— Start of Given records —
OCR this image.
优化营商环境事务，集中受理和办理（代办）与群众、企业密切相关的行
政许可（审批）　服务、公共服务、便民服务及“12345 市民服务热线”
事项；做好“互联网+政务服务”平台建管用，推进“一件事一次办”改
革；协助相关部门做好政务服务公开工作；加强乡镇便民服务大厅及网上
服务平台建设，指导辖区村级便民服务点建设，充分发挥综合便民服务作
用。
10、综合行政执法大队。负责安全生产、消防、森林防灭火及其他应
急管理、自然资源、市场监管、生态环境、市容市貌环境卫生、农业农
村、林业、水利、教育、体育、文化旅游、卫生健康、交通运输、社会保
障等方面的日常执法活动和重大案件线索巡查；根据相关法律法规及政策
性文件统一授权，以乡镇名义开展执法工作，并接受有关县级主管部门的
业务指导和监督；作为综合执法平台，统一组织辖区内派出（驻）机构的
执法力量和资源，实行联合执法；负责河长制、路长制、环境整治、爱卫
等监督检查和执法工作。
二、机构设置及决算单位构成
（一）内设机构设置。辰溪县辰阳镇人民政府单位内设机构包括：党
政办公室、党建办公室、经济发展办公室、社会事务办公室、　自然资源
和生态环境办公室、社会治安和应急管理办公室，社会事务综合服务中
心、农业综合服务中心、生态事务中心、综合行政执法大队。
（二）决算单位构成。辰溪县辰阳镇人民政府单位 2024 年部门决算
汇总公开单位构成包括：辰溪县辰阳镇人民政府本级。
— End of Given records —
Isolate the lines that hold the word "自然资源" and copy all of them.

[Completed task]:
急管理、自然资源、市场监管、生态环境、市容市貌环境卫生、农业农
政办公室、党建办公室、经济发展办公室、社会事务办公室、　自然资源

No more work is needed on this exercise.